Extracted data entries
○ ○ ○ ○
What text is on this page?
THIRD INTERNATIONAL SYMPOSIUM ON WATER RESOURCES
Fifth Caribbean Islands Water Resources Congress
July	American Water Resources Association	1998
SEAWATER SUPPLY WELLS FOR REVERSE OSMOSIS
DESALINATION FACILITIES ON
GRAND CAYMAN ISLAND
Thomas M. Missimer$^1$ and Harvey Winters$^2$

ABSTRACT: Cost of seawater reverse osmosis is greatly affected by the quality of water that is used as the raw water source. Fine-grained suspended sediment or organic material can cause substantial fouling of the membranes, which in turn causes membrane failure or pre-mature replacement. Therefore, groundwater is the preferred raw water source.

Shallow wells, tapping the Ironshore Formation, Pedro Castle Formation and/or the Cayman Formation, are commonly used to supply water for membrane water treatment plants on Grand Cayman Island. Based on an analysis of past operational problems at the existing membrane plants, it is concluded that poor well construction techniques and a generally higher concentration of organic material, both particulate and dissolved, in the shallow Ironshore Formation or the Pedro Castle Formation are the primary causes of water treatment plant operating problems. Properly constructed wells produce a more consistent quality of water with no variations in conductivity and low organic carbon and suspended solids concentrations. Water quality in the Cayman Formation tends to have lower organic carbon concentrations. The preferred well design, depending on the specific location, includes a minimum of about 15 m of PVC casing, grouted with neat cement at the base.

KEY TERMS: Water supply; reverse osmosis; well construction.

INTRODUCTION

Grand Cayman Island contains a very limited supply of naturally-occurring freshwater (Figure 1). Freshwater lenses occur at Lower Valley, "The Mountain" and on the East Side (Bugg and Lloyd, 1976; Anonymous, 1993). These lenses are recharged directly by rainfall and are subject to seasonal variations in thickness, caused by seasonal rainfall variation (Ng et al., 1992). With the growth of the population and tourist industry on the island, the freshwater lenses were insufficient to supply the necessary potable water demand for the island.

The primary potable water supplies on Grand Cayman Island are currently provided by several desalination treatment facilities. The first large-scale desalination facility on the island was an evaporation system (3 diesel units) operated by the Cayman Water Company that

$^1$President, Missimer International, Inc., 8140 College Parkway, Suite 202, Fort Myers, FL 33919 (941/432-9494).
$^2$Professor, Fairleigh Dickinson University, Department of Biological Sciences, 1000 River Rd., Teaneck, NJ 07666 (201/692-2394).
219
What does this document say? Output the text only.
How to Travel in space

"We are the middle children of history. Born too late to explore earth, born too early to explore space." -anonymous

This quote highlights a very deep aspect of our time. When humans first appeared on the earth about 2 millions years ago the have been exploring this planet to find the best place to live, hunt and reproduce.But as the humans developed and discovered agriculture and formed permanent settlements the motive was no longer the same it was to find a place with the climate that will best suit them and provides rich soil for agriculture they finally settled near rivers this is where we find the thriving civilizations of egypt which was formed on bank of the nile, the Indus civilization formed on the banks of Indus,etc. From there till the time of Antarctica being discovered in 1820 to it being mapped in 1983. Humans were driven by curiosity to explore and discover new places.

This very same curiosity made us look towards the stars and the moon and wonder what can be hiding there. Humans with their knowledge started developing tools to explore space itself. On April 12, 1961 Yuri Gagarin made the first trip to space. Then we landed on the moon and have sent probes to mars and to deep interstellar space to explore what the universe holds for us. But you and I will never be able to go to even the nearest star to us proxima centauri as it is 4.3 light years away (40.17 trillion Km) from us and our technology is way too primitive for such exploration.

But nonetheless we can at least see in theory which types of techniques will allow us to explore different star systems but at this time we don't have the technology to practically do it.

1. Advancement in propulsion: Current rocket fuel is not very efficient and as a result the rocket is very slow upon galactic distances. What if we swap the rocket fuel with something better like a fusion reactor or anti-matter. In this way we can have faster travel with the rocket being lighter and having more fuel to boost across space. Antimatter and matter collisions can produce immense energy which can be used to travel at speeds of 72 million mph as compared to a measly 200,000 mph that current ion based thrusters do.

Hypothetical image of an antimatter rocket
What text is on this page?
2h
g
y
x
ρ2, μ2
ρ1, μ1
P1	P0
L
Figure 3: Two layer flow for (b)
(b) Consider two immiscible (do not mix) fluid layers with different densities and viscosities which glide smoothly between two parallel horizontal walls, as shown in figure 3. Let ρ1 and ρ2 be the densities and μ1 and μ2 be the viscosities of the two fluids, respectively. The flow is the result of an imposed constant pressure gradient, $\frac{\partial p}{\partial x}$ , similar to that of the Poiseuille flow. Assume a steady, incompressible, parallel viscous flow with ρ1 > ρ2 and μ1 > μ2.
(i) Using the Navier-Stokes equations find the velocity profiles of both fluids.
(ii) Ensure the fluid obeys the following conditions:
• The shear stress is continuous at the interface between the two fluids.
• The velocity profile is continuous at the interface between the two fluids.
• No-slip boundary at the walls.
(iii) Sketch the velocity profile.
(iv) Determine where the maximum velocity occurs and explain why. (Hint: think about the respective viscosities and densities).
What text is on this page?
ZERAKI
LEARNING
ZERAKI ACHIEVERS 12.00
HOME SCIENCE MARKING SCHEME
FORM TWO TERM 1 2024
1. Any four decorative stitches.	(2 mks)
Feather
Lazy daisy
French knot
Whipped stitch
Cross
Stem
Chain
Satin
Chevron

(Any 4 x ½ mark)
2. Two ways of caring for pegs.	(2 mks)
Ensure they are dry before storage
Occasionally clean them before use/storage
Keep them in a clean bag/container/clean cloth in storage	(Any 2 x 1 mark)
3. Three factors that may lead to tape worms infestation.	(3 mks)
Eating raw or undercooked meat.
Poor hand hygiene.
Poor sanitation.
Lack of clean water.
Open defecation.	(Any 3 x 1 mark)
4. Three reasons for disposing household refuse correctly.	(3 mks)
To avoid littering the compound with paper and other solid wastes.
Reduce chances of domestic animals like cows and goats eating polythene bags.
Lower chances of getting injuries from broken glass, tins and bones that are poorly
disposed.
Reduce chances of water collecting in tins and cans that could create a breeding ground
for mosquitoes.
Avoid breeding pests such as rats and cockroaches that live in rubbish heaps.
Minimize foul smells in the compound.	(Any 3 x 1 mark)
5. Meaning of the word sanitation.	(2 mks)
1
○ ○ ○ ○
- [What you are asked to do]
All of the records must be repeated exactly.

- [Task solution]
What text is on this page?
THIRD INTERNATIONAL SYMPOSIUM ON WATER RESOURCES
Fifth Caribbean Islands Water Resources Congress
July	American Water Resources Association	1998
SEAWATER SUPPLY WELLS FOR REVERSE OSMOSIS
DESALINATION FACILITIES ON
GRAND CAYMAN ISLAND
Thomas M. Missimer$^1$ and Harvey Winters$^2$

ABSTRACT: Cost of seawater reverse osmosis is greatly affected by the quality of water that is used as the raw water source. Fine-grained suspended sediment or organic material can cause substantial fouling of the membranes, which in turn causes membrane failure or pre-mature replacement. Therefore, groundwater is the preferred raw water source.

Shallow wells, tapping the Ironshore Formation, Pedro Castle Formation and/or the Cayman Formation, are commonly used to supply water for membrane water treatment plants on Grand Cayman Island. Based on an analysis of past operational problems at the existing membrane plants, it is concluded that poor well construction techniques and a generally higher concentration of organic material, both particulate and dissolved, in the shallow Ironshore Formation or the Pedro Castle Formation are the primary causes of water treatment plant operating problems. Properly constructed wells produce a more consistent quality of water with no variations in conductivity and low organic carbon and suspended solids concentrations. Water quality in the Cayman Formation tends to have lower organic carbon concentrations. The preferred well design, depending on the specific location, includes a minimum of about 15 m of PVC casing, grouted with neat cement at the base.

KEY TERMS: Water supply; reverse osmosis; well construction.

INTRODUCTION

Grand Cayman Island contains a very limited supply of naturally-occurring freshwater (Figure 1). Freshwater lenses occur at Lower Valley, "The Mountain" and on the East Side (Bugg and Lloyd, 1976; Anonymous, 1993). These lenses are recharged directly by rainfall and are subject to seasonal variations in thickness, caused by seasonal rainfall variation (Ng et al., 1992). With the growth of the population and tourist industry on the island, the freshwater lenses were insufficient to supply the necessary potable water demand for the island.

The primary potable water supplies on Grand Cayman Island are currently provided by several desalination treatment facilities. The first large-scale desalination facility on the island was an evaporation system (3 diesel units) operated by the Cayman Water Company that

$^1$President, Missimer International, Inc., 8140 College Parkway, Suite 202, Fort Myers, FL 33919 (941/432-9494).
$^2$Professor, Fairleigh Dickinson University, Department of Biological Sciences, 1000 River Rd., Teaneck, NJ 07666 (201/692-2394).
219
What does this document say? Output the text only.
How to Travel in space

"We are the middle children of history. Born too late to explore earth, born too early to explore space." -anonymous

This quote highlights a very deep aspect of our time. When humans first appeared on the earth about 2 millions years ago the have been exploring this planet to find the best place to live, hunt and reproduce.But as the humans developed and discovered agriculture and formed permanent settlements the motive was no longer the same it was to find a place with the climate that will best suit them and provides rich soil for agriculture they finally settled near rivers this is where we find the thriving civilizations of egypt which was formed on bank of the nile, the Indus civilization formed on the banks of Indus,etc. From there till the time of Antarctica being discovered in 1820 to it being mapped in 1983. Humans were driven by curiosity to explore and discover new places.

This very same curiosity made us look towards the stars and the moon and wonder what can be hiding there. Humans with their knowledge started developing tools to explore space itself. On April 12, 1961 Yuri Gagarin made the first trip to space. Then we landed on the moon and have sent probes to mars and to deep interstellar space to explore what the universe holds for us. But you and I will never be able to go to even the nearest star to us proxima centauri as it is 4.3 light years away (40.17 trillion Km) from us and our technology is way too primitive for such exploration.

But nonetheless we can at least see in theory which types of techniques will allow us to explore different star systems but at this time we don't have the technology to practically do it.

1. Advancement in propulsion: Current rocket fuel is not very efficient and as a result the rocket is very slow upon galactic distances. What if we swap the rocket fuel with something better like a fusion reactor or anti-matter. In this way we can have faster travel with the rocket being lighter and having more fuel to boost across space. Antimatter and matter collisions can produce immense energy which can be used to travel at speeds of 72 million mph as compared to a measly 200,000 mph that current ion based thrusters do.

Hypothetical image of an antimatter rocket
What text is on this page?
2h
g
y
x
ρ2, μ2
ρ1, μ1
P1	P0
L
Figure 3: Two layer flow for (b)
(b) Consider two immiscible (do not mix) fluid layers with different densities and viscosities which glide smoothly between two parallel horizontal walls, as shown in figure 3. Let ρ1 and ρ2 be the densities and μ1 and μ2 be the viscosities of the two fluids, respectively. The flow is the result of an imposed constant pressure gradient, $\frac{\partial p}{\partial x}$ , similar to that of the Poiseuille flow. Assume a steady, incompressible, parallel viscous flow with ρ1 > ρ2 and μ1 > μ2.
(i) Using the Navier-Stokes equations find the velocity profiles of both fluids.
(ii) Ensure the fluid obeys the following conditions:
• The shear stress is continuous at the interface between the two fluids.
• The velocity profile is continuous at the interface between the two fluids.
• No-slip boundary at the walls.
(iii) Sketch the velocity profile.
(iv) Determine where the maximum velocity occurs and explain why. (Hint: think about the respective viscosities and densities).
What text is on this page?
ZERAKI
LEARNING
ZERAKI ACHIEVERS 12.00
HOME SCIENCE MARKING SCHEME
FORM TWO TERM 1 2024
1. Any four decorative stitches.	(2 mks)
Feather
Lazy daisy
French knot
Whipped stitch
Cross
Stem
Chain
Satin
Chevron

(Any 4 x ½ mark)
2. Two ways of caring for pegs.	(2 mks)
Ensure they are dry before storage
Occasionally clean them before use/storage
Keep them in a clean bag/container/clean cloth in storage	(Any 2 x 1 mark)
3. Three factors that may lead to tape worms infestation.	(3 mks)
Eating raw or undercooked meat.
Poor hand hygiene.
Poor sanitation.
Lack of clean water.
Open defecation.	(Any 3 x 1 mark)
4. Three reasons for disposing household refuse correctly.	(3 mks)
To avoid littering the compound with paper and other solid wastes.
Reduce chances of domestic animals like cows and goats eating polythene bags.
Lower chances of getting injuries from broken glass, tins and bones that are poorly
disposed.
Reduce chances of water collecting in tins and cans that could create a breeding ground
for mosquitoes.
Avoid breeding pests such as rats and cockroaches that live in rubbish heaps.
Minimize foul smells in the compound.	(Any 3 x 1 mark)
5. Meaning of the word sanitation.	(2 mks)
1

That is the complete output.